→ **TASK REQUIREMENTS**:
Print the data exactly as it is given, please.

→ **ENTRIES PROVIDED**:
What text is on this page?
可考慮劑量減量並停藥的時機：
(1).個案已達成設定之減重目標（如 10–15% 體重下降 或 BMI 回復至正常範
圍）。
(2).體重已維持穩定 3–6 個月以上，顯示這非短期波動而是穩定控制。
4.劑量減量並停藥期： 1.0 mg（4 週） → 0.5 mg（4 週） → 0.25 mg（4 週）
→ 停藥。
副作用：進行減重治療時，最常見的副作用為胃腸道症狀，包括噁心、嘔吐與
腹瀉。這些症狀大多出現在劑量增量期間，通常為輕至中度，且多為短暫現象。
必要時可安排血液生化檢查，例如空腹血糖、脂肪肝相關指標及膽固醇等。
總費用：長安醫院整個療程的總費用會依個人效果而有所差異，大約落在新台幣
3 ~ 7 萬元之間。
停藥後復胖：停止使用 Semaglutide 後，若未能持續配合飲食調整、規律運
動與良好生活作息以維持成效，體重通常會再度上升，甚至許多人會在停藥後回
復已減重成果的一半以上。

→ **EXERCISE OUTPUT**:
What text is on this page?
可考慮劑量減量並停藥的時機：
(1).個案已達成設定之減重目標（如 10–15% 體重下降 或 BMI 回復至正常範
圍）。
(2).體重已維持穩定 3–6 個月以上，顯示這非短期波動而是穩定控制。
4.劑量減量並停藥期： 1.0 mg（4 週） → 0.5 mg（4 週） → 0.25 mg（4 週）
→ 停藥。
副作用：進行減重治療時，最常見的副作用為胃腸道症狀，包括噁心、嘔吐與
腹瀉。這些症狀大多出現在劑量增量期間，通常為輕至中度，且多為短暫現象。
必要時可安排血液生化檢查，例如空腹血糖、脂肪肝相關指標及膽固醇等。
總費用：長安醫院整個療程的總費用會依個人效果而有所差異，大約落在新台幣
3 ~ 7 萬元之間。
停藥後復胖：停止使用 Semaglutide 後，若未能持續配合飲食調整、規律運
動與良好生活作息以維持成效，體重通常會再度上升，甚至許多人會在停藥後回
復已減重成果的一半以上。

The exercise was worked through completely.